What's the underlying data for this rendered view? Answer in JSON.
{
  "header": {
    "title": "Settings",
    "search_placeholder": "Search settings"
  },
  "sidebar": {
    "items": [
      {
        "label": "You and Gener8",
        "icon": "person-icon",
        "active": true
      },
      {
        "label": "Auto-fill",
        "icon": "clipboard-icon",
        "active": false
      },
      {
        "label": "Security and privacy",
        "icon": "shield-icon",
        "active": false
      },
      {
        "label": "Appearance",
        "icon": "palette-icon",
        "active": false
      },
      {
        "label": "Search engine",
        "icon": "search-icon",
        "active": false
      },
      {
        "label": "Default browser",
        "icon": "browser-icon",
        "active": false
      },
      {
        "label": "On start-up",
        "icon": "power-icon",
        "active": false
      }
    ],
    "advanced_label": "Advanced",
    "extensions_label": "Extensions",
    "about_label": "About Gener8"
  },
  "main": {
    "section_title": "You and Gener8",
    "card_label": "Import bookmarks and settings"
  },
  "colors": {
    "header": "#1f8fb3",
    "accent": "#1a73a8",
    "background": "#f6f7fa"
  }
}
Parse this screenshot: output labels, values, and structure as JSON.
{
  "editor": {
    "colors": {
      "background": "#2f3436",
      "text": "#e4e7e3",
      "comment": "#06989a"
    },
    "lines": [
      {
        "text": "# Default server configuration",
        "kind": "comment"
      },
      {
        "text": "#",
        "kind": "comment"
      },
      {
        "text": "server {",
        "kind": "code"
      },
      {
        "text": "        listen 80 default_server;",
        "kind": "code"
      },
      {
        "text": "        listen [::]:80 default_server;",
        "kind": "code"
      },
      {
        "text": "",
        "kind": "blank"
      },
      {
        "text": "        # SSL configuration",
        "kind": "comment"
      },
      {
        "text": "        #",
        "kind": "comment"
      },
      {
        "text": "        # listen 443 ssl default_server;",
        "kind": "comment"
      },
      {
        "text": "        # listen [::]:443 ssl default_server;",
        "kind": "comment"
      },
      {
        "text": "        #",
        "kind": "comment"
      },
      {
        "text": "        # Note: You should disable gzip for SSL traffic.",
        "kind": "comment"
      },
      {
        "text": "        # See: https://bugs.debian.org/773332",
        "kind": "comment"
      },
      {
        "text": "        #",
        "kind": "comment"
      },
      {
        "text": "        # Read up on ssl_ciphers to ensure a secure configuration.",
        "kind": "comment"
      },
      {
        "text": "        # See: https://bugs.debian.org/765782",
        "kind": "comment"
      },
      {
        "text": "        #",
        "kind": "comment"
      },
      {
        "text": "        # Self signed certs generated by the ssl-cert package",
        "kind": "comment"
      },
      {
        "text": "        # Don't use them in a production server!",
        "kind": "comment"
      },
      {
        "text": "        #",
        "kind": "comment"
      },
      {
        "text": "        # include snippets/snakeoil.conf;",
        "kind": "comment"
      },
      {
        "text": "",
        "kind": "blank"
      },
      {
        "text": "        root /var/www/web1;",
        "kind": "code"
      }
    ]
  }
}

______________________________

Repeat the records above exactly, from the first line to the last.

> **Output of the task**
What's the underlying data for this rendered view? Answer in JSON.
{
  "header": {
    "title": "Settings",
    "search_placeholder": "Search settings"
  },
  "sidebar": {
    "items": [
      {
        "label": "You and Gener8",
        "icon": "person-icon",
        "active": true
      },
      {
        "label": "Auto-fill",
        "icon": "clipboard-icon",
        "active": false
      },
      {
        "label": "Security and privacy",
        "icon": "shield-icon",
        "active": false
      },
      {
        "label": "Appearance",
        "icon": "palette-icon",
        "active": false
      },
      {
        "label": "Search engine",
        "icon": "search-icon",
        "active": false
      },
      {
        "label": "Default browser",
        "icon": "browser-icon",
        "active": false
      },
      {
        "label": "On start-up",
        "icon": "power-icon",
        "active": false
      }
    ],
    "advanced_label": "Advanced",
    "extensions_label": "Extensions",
    "about_label": "About Gener8"
  },
  "main": {
    "section_title": "You and Gener8",
    "card_label": "Import bookmarks and settings"
  },
  "colors": {
    "header": "#1f8fb3",
    "accent": "#1a73a8",
    "background": "#f6f7fa"
  }
}
Parse this screenshot: output labels, values, and structure as JSON.
{
  "editor": {
    "colors": {
      "background": "#2f3436",
      "text": "#e4e7e3",
      "comment": "#06989a"
    },
    "lines": [
      {
        "text": "# Default server configuration",
        "kind": "comment"
      },
      {
        "text": "#",
        "kind": "comment"
      },
      {
        "text": "server {",
        "kind": "code"
      },
      {
        "text": "        listen 80 default_server;",
        "kind": "code"
      },
      {
        "text": "        listen [::]:80 default_server;",
        "kind": "code"
      },
      {
        "text": "",
        "kind": "blank"
      },
      {
        "text": "        # SSL configuration",
        "kind": "comment"
      },
      {
        "text": "        #",
        "kind": "comment"
      },
      {
        "text": "        # listen 443 ssl default_server;",
        "kind": "comment"
      },
      {
        "text": "        # listen [::]:443 ssl default_server;",
        "kind": "comment"
      },
      {
        "text": "        #",
        "kind": "comment"
      },
      {
        "text": "        # Note: You should disable gzip for SSL traffic.",
        "kind": "comment"
      },
      {
        "text": "        # See: https://bugs.debian.org/773332",
        "kind": "comment"
      },
      {
        "text": "        #",
        "kind": "comment"
      },
      {
        "text": "        # Read up on ssl_ciphers to ensure a secure configuration.",
        "kind": "comment"
      },
      {
        "text": "        # See: https://bugs.debian.org/765782",
        "kind": "comment"
      },
      {
        "text": "        #",
        "kind": "comment"
      },
      {
        "text": "        # Self signed certs generated by the ssl-cert package",
        "kind": "comment"
      },
      {
        "text": "        # Don't use them in a production server!",
        "kind": "comment"
      },
      {
        "text": "        #",
        "kind": "comment"
      },
      {
        "text": "        # include snippets/snakeoil.conf;",
        "kind": "comment"
      },
      {
        "text": "",
        "kind": "blank"
      },
      {
        "text": "        root /var/www/web1;",
        "kind": "code"
      }
    ]
  }
}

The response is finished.